* Supplied information
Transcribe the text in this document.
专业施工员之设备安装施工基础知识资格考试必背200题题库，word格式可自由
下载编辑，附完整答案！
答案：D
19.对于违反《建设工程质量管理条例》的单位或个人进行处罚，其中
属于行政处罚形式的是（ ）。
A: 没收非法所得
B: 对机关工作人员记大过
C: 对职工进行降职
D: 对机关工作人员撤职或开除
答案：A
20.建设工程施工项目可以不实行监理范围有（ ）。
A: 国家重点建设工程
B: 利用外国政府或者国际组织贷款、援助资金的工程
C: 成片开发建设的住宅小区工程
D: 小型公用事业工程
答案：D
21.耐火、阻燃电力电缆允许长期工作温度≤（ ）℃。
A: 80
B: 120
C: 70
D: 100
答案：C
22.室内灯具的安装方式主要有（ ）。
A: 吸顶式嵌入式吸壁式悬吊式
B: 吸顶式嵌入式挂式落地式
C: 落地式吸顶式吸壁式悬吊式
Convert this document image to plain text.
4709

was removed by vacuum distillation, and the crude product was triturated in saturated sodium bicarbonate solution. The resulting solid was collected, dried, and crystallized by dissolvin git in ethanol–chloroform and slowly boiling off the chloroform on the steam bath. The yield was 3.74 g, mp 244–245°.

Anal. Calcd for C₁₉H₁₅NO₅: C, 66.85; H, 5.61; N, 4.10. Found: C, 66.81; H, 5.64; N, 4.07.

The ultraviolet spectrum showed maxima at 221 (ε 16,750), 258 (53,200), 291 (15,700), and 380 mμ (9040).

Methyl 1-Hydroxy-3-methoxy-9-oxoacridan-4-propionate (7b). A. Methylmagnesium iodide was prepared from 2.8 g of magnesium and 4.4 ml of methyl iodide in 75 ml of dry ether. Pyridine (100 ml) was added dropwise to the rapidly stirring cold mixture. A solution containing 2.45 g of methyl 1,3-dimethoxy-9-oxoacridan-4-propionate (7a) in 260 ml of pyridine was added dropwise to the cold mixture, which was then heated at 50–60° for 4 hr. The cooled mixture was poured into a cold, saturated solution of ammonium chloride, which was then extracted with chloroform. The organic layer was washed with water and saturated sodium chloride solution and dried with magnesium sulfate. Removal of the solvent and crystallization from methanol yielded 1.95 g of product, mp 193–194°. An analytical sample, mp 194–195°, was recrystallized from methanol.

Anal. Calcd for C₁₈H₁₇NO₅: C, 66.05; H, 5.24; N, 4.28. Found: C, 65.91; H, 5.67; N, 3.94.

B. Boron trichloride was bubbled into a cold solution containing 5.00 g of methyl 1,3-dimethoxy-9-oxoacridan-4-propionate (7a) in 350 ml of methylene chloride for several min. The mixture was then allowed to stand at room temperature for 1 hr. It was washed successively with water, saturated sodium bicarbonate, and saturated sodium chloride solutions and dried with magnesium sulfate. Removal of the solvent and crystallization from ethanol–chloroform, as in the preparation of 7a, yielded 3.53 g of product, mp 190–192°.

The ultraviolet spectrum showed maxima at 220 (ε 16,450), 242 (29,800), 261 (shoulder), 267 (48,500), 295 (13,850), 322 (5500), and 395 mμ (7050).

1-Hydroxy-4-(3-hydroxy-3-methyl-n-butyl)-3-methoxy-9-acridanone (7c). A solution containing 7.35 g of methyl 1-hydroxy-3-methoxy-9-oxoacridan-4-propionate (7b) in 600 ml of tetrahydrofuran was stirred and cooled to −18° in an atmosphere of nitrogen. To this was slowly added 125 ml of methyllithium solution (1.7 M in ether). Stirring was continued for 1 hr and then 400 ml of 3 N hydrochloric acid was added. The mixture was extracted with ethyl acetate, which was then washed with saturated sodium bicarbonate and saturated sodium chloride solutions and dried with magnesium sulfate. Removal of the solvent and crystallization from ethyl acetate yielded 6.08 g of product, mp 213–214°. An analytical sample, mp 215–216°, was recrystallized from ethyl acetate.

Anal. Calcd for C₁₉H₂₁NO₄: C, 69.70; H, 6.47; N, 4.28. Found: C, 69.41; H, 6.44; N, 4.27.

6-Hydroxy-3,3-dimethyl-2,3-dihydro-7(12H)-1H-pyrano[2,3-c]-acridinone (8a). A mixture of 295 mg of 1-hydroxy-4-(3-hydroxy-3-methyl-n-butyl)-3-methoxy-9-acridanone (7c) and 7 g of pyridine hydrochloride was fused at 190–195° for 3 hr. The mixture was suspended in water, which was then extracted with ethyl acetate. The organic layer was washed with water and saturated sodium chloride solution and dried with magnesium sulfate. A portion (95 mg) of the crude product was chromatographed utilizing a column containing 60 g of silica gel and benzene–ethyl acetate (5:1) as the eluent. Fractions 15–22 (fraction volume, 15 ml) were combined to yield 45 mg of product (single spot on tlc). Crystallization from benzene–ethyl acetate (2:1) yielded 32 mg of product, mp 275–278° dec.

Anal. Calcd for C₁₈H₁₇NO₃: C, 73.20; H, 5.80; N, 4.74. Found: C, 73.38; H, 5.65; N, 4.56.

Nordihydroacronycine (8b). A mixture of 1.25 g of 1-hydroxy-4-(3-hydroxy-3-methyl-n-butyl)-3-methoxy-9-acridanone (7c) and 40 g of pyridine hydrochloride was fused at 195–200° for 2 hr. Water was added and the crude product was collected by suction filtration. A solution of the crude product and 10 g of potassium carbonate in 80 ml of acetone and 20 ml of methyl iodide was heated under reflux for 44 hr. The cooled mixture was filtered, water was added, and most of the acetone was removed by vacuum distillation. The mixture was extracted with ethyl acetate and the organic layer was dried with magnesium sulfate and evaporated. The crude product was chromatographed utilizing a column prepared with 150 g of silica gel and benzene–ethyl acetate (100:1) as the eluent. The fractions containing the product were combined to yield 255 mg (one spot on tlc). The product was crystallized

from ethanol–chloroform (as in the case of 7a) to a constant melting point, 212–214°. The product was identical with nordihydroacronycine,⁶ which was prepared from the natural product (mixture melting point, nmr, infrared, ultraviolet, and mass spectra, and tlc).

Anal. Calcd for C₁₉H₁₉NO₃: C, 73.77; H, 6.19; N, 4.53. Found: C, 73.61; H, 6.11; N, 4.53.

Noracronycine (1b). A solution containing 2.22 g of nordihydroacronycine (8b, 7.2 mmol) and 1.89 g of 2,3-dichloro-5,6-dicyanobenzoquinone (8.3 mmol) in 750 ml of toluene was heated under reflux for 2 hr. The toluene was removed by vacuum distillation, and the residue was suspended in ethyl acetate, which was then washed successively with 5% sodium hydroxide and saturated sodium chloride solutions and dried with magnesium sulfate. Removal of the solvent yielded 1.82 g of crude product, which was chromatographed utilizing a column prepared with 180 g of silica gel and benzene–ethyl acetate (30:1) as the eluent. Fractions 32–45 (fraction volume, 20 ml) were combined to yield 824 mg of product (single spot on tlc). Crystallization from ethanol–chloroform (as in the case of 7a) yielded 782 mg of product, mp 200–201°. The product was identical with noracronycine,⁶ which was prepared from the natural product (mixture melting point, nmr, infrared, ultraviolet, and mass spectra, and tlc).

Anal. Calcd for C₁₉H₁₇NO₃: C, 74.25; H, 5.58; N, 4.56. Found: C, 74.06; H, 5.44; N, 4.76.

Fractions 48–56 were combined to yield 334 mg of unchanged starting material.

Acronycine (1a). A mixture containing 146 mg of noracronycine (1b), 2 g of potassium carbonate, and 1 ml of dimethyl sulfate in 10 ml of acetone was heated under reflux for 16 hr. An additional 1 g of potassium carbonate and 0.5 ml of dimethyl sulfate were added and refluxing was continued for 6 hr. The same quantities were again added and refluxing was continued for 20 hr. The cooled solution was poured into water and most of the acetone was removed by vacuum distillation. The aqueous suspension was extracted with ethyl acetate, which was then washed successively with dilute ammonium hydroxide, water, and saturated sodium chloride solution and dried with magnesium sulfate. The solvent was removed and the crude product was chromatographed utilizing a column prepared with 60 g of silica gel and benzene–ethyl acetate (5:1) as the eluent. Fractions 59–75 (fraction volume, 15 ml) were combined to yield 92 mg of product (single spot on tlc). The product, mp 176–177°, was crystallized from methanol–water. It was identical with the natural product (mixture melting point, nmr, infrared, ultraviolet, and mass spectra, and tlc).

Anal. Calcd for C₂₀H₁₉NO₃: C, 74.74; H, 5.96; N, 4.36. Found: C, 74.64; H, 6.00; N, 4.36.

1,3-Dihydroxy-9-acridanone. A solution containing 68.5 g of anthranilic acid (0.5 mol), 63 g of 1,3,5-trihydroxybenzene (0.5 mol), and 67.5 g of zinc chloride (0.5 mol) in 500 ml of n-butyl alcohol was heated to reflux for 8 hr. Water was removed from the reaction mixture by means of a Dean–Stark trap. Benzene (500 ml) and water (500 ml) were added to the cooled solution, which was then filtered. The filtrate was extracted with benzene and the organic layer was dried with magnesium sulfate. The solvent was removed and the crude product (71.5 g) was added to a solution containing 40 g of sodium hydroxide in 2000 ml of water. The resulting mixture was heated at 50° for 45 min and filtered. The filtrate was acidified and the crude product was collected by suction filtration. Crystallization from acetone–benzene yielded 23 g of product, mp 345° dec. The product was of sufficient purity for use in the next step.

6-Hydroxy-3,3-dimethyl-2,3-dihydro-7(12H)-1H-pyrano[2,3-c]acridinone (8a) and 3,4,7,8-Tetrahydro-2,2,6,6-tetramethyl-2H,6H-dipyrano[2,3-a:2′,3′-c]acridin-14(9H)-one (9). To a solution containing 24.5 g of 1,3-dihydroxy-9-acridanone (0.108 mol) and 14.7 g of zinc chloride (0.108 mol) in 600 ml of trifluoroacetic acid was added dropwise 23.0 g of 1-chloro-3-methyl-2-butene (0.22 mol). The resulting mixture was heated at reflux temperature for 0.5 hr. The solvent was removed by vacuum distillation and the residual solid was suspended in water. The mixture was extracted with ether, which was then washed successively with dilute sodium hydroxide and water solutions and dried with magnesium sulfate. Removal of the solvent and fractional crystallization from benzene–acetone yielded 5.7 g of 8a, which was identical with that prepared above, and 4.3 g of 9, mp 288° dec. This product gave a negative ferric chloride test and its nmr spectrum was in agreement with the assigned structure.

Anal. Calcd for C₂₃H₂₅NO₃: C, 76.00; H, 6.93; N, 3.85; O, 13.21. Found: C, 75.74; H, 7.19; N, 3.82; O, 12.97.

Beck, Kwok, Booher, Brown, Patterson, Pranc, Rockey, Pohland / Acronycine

* Do this
Look through the material above. Copy each line where the word "solid" appears.

* Written response
was removed by vacuum distillation, and the crude product was triturated in saturated sodium bicarbonate solution. The resulting solid was collected, dried, and crystallized by dissolvin git in ethanol–chloroform and slowly boiling off the chloroform on the steam bath. The yield was 3.74 g, mp 244–245°.
6-Hydroxy-3,3-dimethyl-2,3-dihydro-7(12H)-1H-pyrano[2,3-c]acridinone (8a) and 3,4,7,8-Tetrahydro-2,2,6,6-tetramethyl-2H,6H-dipyrano[2,3-a:2′,3′-c]acridin-14(9H)-one (9). To a solution containing 24.5 g of 1,3-dihydroxy-9-acridanone (0.108 mol) and 14.7 g of zinc chloride (0.108 mol) in 600 ml of trifluoroacetic acid was added dropwise 23.0 g of 1-chloro-3-methyl-2-butene (0.22 mol). The resulting mixture was heated at reflux temperature for 0.5 hr. The solvent was removed by vacuum distillation and the residual solid was suspended in water. The mixture was extracted with ether, which was then washed successively with dilute sodium hydroxide and water solutions and dried with magnesium sulfate. Removal of the solvent and fractional crystallization from benzene–acetone yielded 5.7 g of 8a, which was identical with that prepared above, and 4.3 g of 9, mp 288° dec. This product gave a negative ferric chloride test and its nmr spectrum was in agreement with the assigned structure.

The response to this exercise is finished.